— START OF Records for this task —
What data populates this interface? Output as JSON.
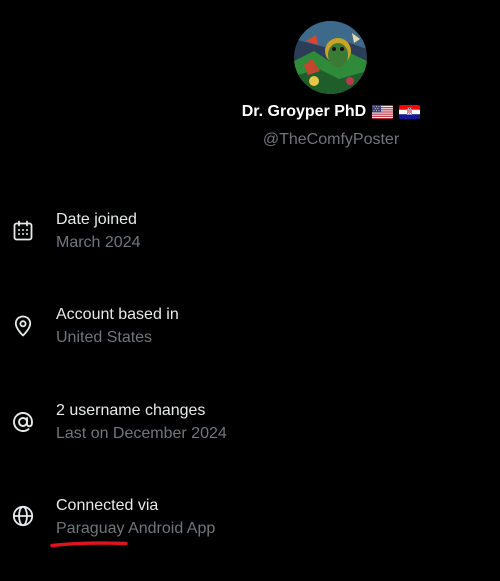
{
  "profile": {
    "display_name": "Dr. Groyper PhD",
    "handle": "@TheComfyPoster",
    "flags": [
      "us-flag-icon",
      "croatia-flag-icon"
    ]
  },
  "info": {
    "joined": {
      "title": "Date joined",
      "value": "March 2024",
      "icon": "calendar-icon"
    },
    "based": {
      "title": "Account based in",
      "value": "United States",
      "icon": "location-pin-icon"
    },
    "username": {
      "title": "2 username changes",
      "value": "Last on December 2024",
      "icon": "at-sign-icon"
    },
    "connected": {
      "title": "Connected via",
      "value_country": "Paraguay",
      "value_app": " Android App",
      "icon": "globe-icon"
    }
  },
  "annotation": {
    "color": "#e0141e",
    "target": "Paraguay"
  },
  "colors": {
    "background": "#000000",
    "primary_text": "#e7e9ea",
    "secondary_text": "#71767b"
  }
}
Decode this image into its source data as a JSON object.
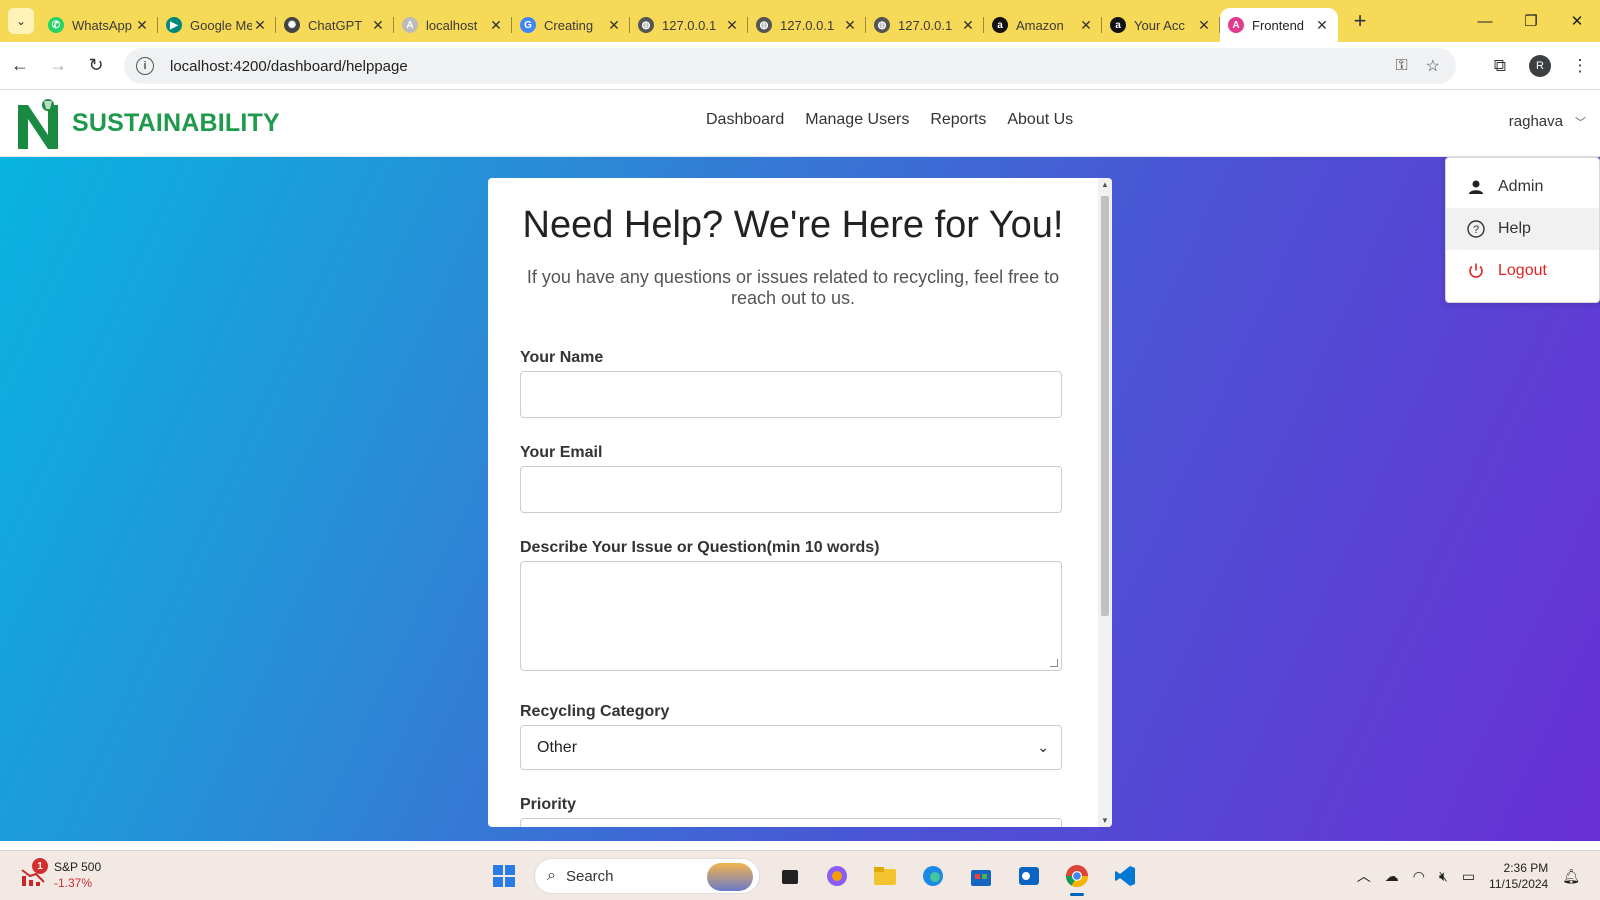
{
  "browser": {
    "tabs": [
      {
        "title": "WhatsApp",
        "icon": "whatsapp-icon",
        "color": "#25d366",
        "glyph": "✆"
      },
      {
        "title": "Google Meet",
        "icon": "google-meet-icon",
        "color": "#00897b",
        "glyph": "▶"
      },
      {
        "title": "ChatGPT",
        "icon": "chatgpt-icon",
        "color": "#444444",
        "glyph": "✺"
      },
      {
        "title": "localhost",
        "icon": "angular-icon",
        "color": "#bbbbbb",
        "glyph": "A"
      },
      {
        "title": "Creating",
        "icon": "google-icon",
        "color": "#4285f4",
        "glyph": "G"
      },
      {
        "title": "127.0.0.1",
        "icon": "globe-icon",
        "color": "#555555",
        "glyph": "◍"
      },
      {
        "title": "127.0.0.1",
        "icon": "globe-icon",
        "color": "#555555",
        "glyph": "◍"
      },
      {
        "title": "127.0.0.1",
        "icon": "globe-icon",
        "color": "#555555",
        "glyph": "◍"
      },
      {
        "title": "Amazon",
        "icon": "amazon-icon",
        "color": "#111111",
        "glyph": "a"
      },
      {
        "title": "Your Acc",
        "icon": "amazon-icon",
        "color": "#111111",
        "glyph": "a"
      },
      {
        "title": "Frontend",
        "icon": "angular-icon",
        "color": "#e23a8a",
        "glyph": "A",
        "active": true
      }
    ],
    "url": "localhost:4200/dashboard/helppage"
  },
  "app": {
    "brand": "SUSTAINABILITY",
    "nav": [
      "Dashboard",
      "Manage Users",
      "Reports",
      "About Us"
    ],
    "user": "raghava",
    "menu": {
      "admin": "Admin",
      "help": "Help",
      "logout": "Logout"
    }
  },
  "help": {
    "title": "Need Help? We're Here for You!",
    "subtitle": "If you have any questions or issues related to recycling, feel free to reach out to us.",
    "name_label": "Your Name",
    "email_label": "Your Email",
    "issue_label": "Describe Your Issue or Question(min 10 words)",
    "category_label": "Recycling Category",
    "category_value": "Other",
    "priority_label": "Priority"
  },
  "taskbar": {
    "stock_name": "S&P 500",
    "stock_change": "-1.37%",
    "stock_badge": "1",
    "search": "Search",
    "time": "2:36 PM",
    "date": "11/15/2024"
  },
  "colors": {
    "brand_green": "#1f9a4c",
    "logout_red": "#e02424",
    "tab_strip": "#f6d957"
  }
}
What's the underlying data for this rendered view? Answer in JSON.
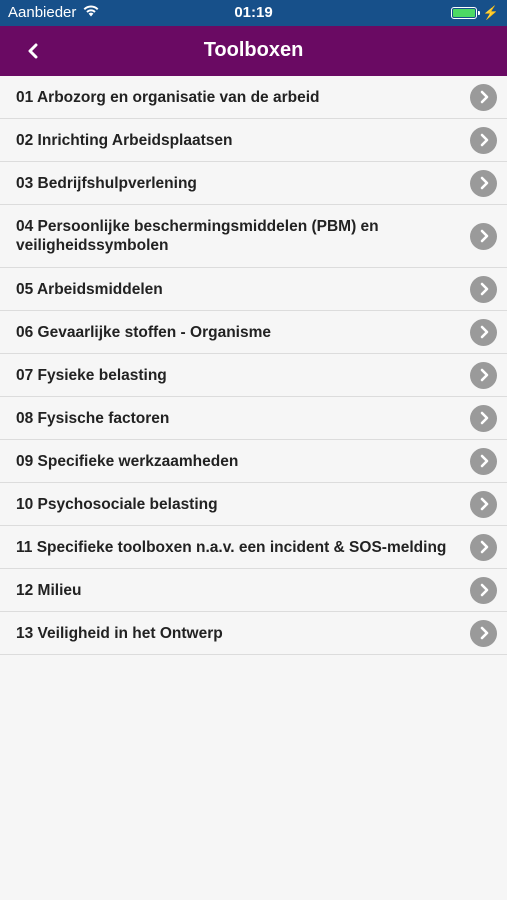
{
  "status_bar": {
    "carrier": "Aanbieder",
    "time": "01:19",
    "battery_level": 1.0,
    "charging_icon": "bolt-icon"
  },
  "nav": {
    "title": "Toolboxen",
    "back_icon": "chevron-left-icon"
  },
  "colors": {
    "status_bar": "#17508a",
    "nav_bar": "#6a0a63",
    "chevron": "#9a9a9a",
    "background": "#f6f6f6"
  },
  "list": {
    "items": [
      {
        "label": "01 Arbozorg en organisatie van de arbeid"
      },
      {
        "label": "02 Inrichting Arbeidsplaatsen"
      },
      {
        "label": "03 Bedrijfshulpverlening"
      },
      {
        "label": "04 Persoonlijke beschermingsmiddelen (PBM) en veiligheidssymbolen"
      },
      {
        "label": "05 Arbeidsmiddelen"
      },
      {
        "label": "06 Gevaarlijke stoffen - Organisme"
      },
      {
        "label": "07 Fysieke belasting"
      },
      {
        "label": "08 Fysische factoren"
      },
      {
        "label": "09 Specifieke werkzaamheden"
      },
      {
        "label": "10 Psychosociale belasting"
      },
      {
        "label": "11 Specifieke toolboxen n.a.v. een incident & SOS-melding"
      },
      {
        "label": "12 Milieu"
      },
      {
        "label": "13 Veiligheid in het Ontwerp"
      }
    ]
  }
}
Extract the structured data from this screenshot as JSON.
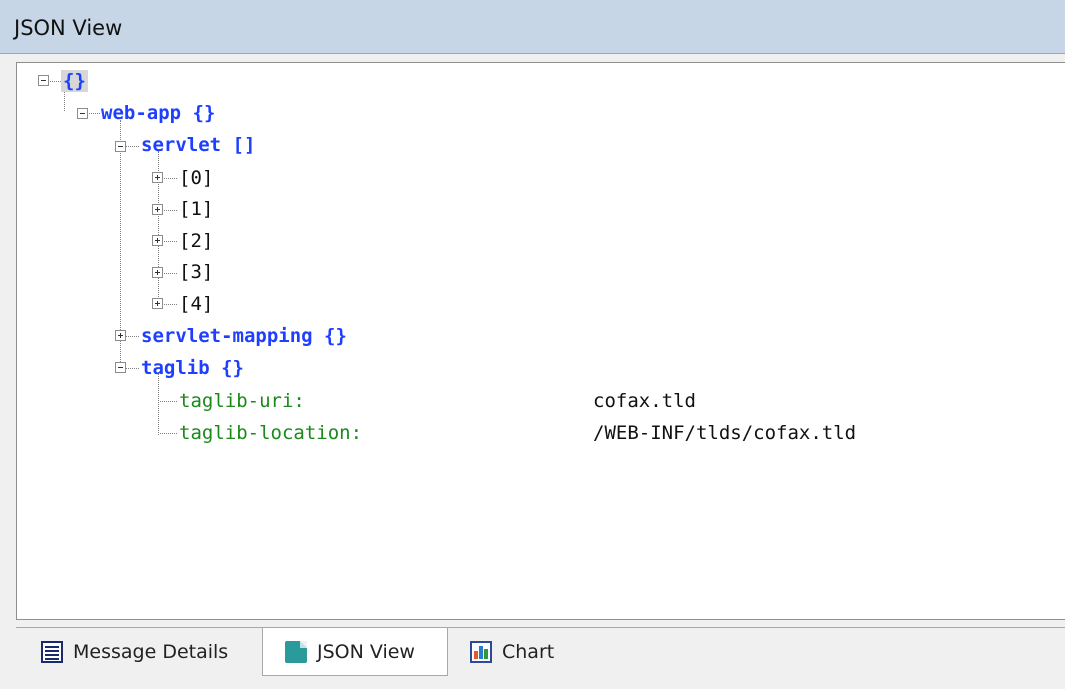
{
  "panel": {
    "title": "JSON View"
  },
  "tree": {
    "root": "{}",
    "web_app": "web-app {}",
    "servlet": "servlet []",
    "servlet_items": [
      "[0]",
      "[1]",
      "[2]",
      "[3]",
      "[4]"
    ],
    "servlet_mapping": "servlet-mapping {}",
    "taglib": "taglib {}",
    "taglib_uri_key": "taglib-uri:",
    "taglib_uri_value": "cofax.tld",
    "taglib_location_key": "taglib-location:",
    "taglib_location_value": "/WEB-INF/tlds/cofax.tld"
  },
  "tabs": [
    {
      "label": "Message Details",
      "icon": "message-details-icon",
      "active": false
    },
    {
      "label": "JSON View",
      "icon": "json-file-icon",
      "active": true
    },
    {
      "label": "Chart",
      "icon": "chart-icon",
      "active": false
    }
  ]
}
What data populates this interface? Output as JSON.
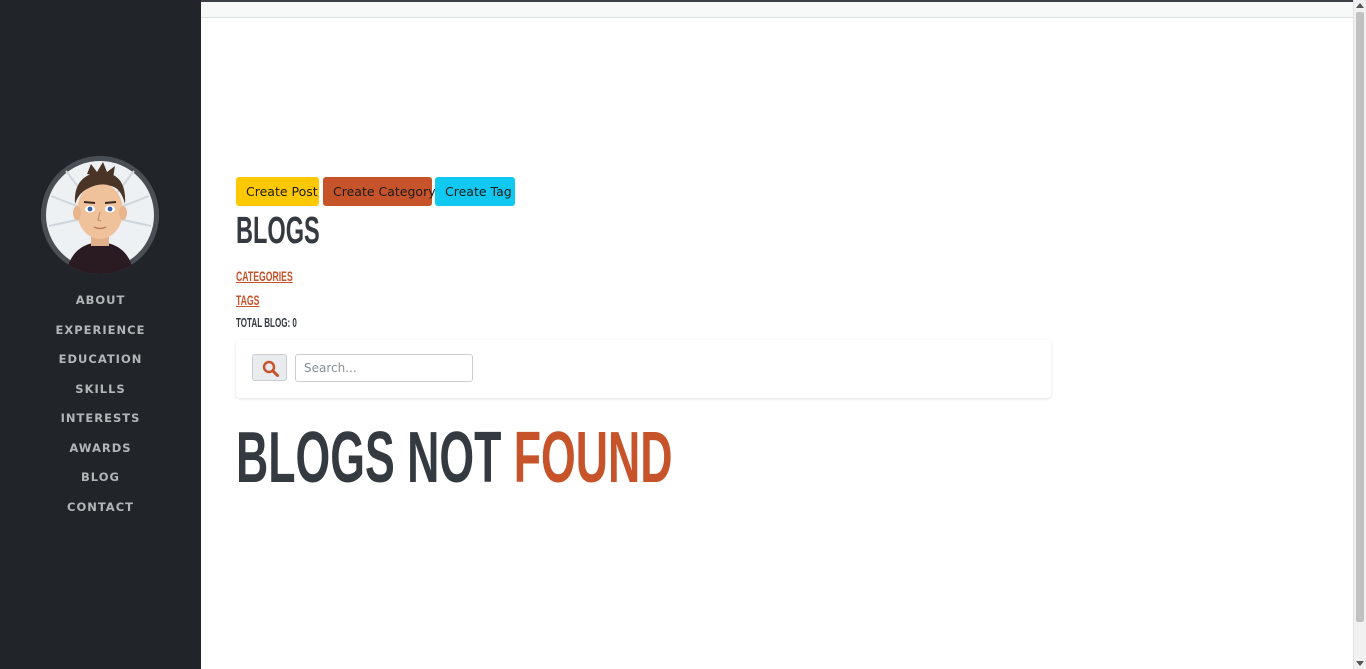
— END OF Records for this task —
- **Your task**
Look over the listing above. Pick out and copy every line that includes "chevron".

- **Response to the exercise**
    "back_icon": "chevron-left-icon"
    "chevron": "#9a9a9a",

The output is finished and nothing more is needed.